┏━━

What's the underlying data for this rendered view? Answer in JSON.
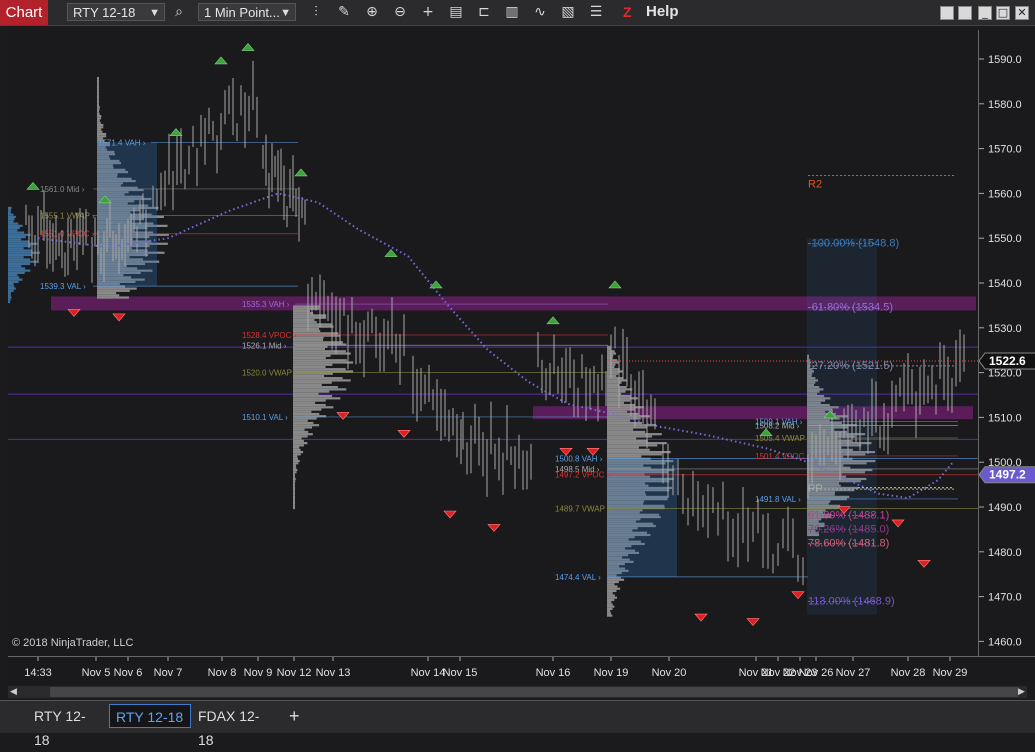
{
  "toolbar": {
    "chart_label": "Chart",
    "instrument": "RTY 12-18",
    "interval": "1 Min Point...",
    "help_label": "Help",
    "z_label": "Z"
  },
  "price_axis": {
    "ticks": [
      "1590.0",
      "1580.0",
      "1570.0",
      "1560.0",
      "1550.0",
      "1540.0",
      "1530.0",
      "1520.0",
      "1510.0",
      "1500.0",
      "1490.0",
      "1480.0",
      "1470.0",
      "1460.0"
    ],
    "last_price": "1522.6",
    "alt_price": "1497.2",
    "last_color": "#ffffff",
    "alt_color": "#6a5acd"
  },
  "x_axis": {
    "labels": [
      "14:33",
      "Nov 5",
      "Nov 6",
      "Nov 7",
      "Nov 8",
      "Nov 9",
      "Nov 12",
      "Nov 13",
      "Nov 14",
      "Nov 15",
      "Nov 16",
      "Nov 19",
      "Nov 20",
      "Nov 21",
      "Nov 22",
      "Nov 23",
      "Nov 26",
      "Nov 27",
      "Nov 28",
      "Nov 29"
    ]
  },
  "profile_labels": [
    {
      "text": "1571.4 VAH",
      "color": "#5aa0e8"
    },
    {
      "text": "1561.0 Mid",
      "color": "#888"
    },
    {
      "text": "1555.1 VWAP",
      "color": "#8a8a3a"
    },
    {
      "text": "1551.0 VPOC",
      "color": "#e03030"
    },
    {
      "text": "1539.3 VAL",
      "color": "#5aa0e8"
    },
    {
      "text": "1535.3 VAH",
      "color": "#9a6ad8"
    },
    {
      "text": "1528.4 VPOC",
      "color": "#e03030"
    },
    {
      "text": "1526.1 Mid",
      "color": "#aaa"
    },
    {
      "text": "1520.0 VWAP",
      "color": "#8a8a3a"
    },
    {
      "text": "1510.1 VAL",
      "color": "#5aa0e8"
    },
    {
      "text": "1500.8 VAH",
      "color": "#5aa0e8"
    },
    {
      "text": "1498.5 Mid",
      "color": "#aaa"
    },
    {
      "text": "1497.2 VPOC",
      "color": "#e03030"
    },
    {
      "text": "1489.7 VWAP",
      "color": "#8a8a3a"
    },
    {
      "text": "1474.4 VAL",
      "color": "#5aa0e8"
    },
    {
      "text": "1509.1 VAH",
      "color": "#5aa0e8"
    },
    {
      "text": "1508.2 Mid",
      "color": "#aaa"
    },
    {
      "text": "1505.4 VWAP",
      "color": "#8a8a3a"
    },
    {
      "text": "1501.4 VPOC",
      "color": "#e03030"
    },
    {
      "text": "1491.8 VAL",
      "color": "#5aa0e8"
    }
  ],
  "fib_labels": [
    {
      "text": "R2",
      "color": "#e8551c"
    },
    {
      "text": "-100.00% (1548.8)",
      "color": "#3a7bc0"
    },
    {
      "text": "-61.80% (1534.5)",
      "color": "#9a6ad8"
    },
    {
      "text": "-27.20% (1521.5)",
      "color": "#8888aa"
    },
    {
      "text": "PP",
      "color": "#aaaaaa"
    },
    {
      "text": "61.80% (1488.1)",
      "color": "#c04090"
    },
    {
      "text": "70.26% (1485.0)",
      "color": "#8a3a8a"
    },
    {
      "text": "78.60% (1481.8)",
      "color": "#d0607a"
    },
    {
      "text": "113.00% (1468.9)",
      "color": "#7a5acd"
    }
  ],
  "copyright": "© 2018 NinjaTrader, LLC",
  "tabs": [
    {
      "label": "RTY 12-18",
      "active": false
    },
    {
      "label": "RTY 12-18",
      "active": true
    },
    {
      "label": "FDAX 12-18",
      "active": false
    }
  ],
  "add_tab_label": "+"
}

┗━━

▸ **PROBLEM**: Reproduce the entries above word for word. Pictures stay out.

▸ **ANSWER TO THE EXERCISE**:
What's the underlying data for this rendered view? Answer in JSON.
{
  "toolbar": {
    "chart_label": "Chart",
    "instrument": "RTY 12-18",
    "interval": "1 Min Point...",
    "help_label": "Help",
    "z_label": "Z"
  },
  "price_axis": {
    "ticks": [
      "1590.0",
      "1580.0",
      "1570.0",
      "1560.0",
      "1550.0",
      "1540.0",
      "1530.0",
      "1520.0",
      "1510.0",
      "1500.0",
      "1490.0",
      "1480.0",
      "1470.0",
      "1460.0"
    ],
    "last_price": "1522.6",
    "alt_price": "1497.2",
    "last_color": "#ffffff",
    "alt_color": "#6a5acd"
  },
  "x_axis": {
    "labels": [
      "14:33",
      "Nov 5",
      "Nov 6",
      "Nov 7",
      "Nov 8",
      "Nov 9",
      "Nov 12",
      "Nov 13",
      "Nov 14",
      "Nov 15",
      "Nov 16",
      "Nov 19",
      "Nov 20",
      "Nov 21",
      "Nov 22",
      "Nov 23",
      "Nov 26",
      "Nov 27",
      "Nov 28",
      "Nov 29"
    ]
  },
  "profile_labels": [
    {
      "text": "1571.4 VAH",
      "color": "#5aa0e8"
    },
    {
      "text": "1561.0 Mid",
      "color": "#888"
    },
    {
      "text": "1555.1 VWAP",
      "color": "#8a8a3a"
    },
    {
      "text": "1551.0 VPOC",
      "color": "#e03030"
    },
    {
      "text": "1539.3 VAL",
      "color": "#5aa0e8"
    },
    {
      "text": "1535.3 VAH",
      "color": "#9a6ad8"
    },
    {
      "text": "1528.4 VPOC",
      "color": "#e03030"
    },
    {
      "text": "1526.1 Mid",
      "color": "#aaa"
    },
    {
      "text": "1520.0 VWAP",
      "color": "#8a8a3a"
    },
    {
      "text": "1510.1 VAL",
      "color": "#5aa0e8"
    },
    {
      "text": "1500.8 VAH",
      "color": "#5aa0e8"
    },
    {
      "text": "1498.5 Mid",
      "color": "#aaa"
    },
    {
      "text": "1497.2 VPOC",
      "color": "#e03030"
    },
    {
      "text": "1489.7 VWAP",
      "color": "#8a8a3a"
    },
    {
      "text": "1474.4 VAL",
      "color": "#5aa0e8"
    },
    {
      "text": "1509.1 VAH",
      "color": "#5aa0e8"
    },
    {
      "text": "1508.2 Mid",
      "color": "#aaa"
    },
    {
      "text": "1505.4 VWAP",
      "color": "#8a8a3a"
    },
    {
      "text": "1501.4 VPOC",
      "color": "#e03030"
    },
    {
      "text": "1491.8 VAL",
      "color": "#5aa0e8"
    }
  ],
  "fib_labels": [
    {
      "text": "R2",
      "color": "#e8551c"
    },
    {
      "text": "-100.00% (1548.8)",
      "color": "#3a7bc0"
    },
    {
      "text": "-61.80% (1534.5)",
      "color": "#9a6ad8"
    },
    {
      "text": "-27.20% (1521.5)",
      "color": "#8888aa"
    },
    {
      "text": "PP",
      "color": "#aaaaaa"
    },
    {
      "text": "61.80% (1488.1)",
      "color": "#c04090"
    },
    {
      "text": "70.26% (1485.0)",
      "color": "#8a3a8a"
    },
    {
      "text": "78.60% (1481.8)",
      "color": "#d0607a"
    },
    {
      "text": "113.00% (1468.9)",
      "color": "#7a5acd"
    }
  ],
  "copyright": "© 2018 NinjaTrader, LLC",
  "tabs": [
    {
      "label": "RTY 12-18",
      "active": false
    },
    {
      "label": "RTY 12-18",
      "active": true
    },
    {
      "label": "FDAX 12-18",
      "active": false
    }
  ],
  "add_tab_label": "+"
}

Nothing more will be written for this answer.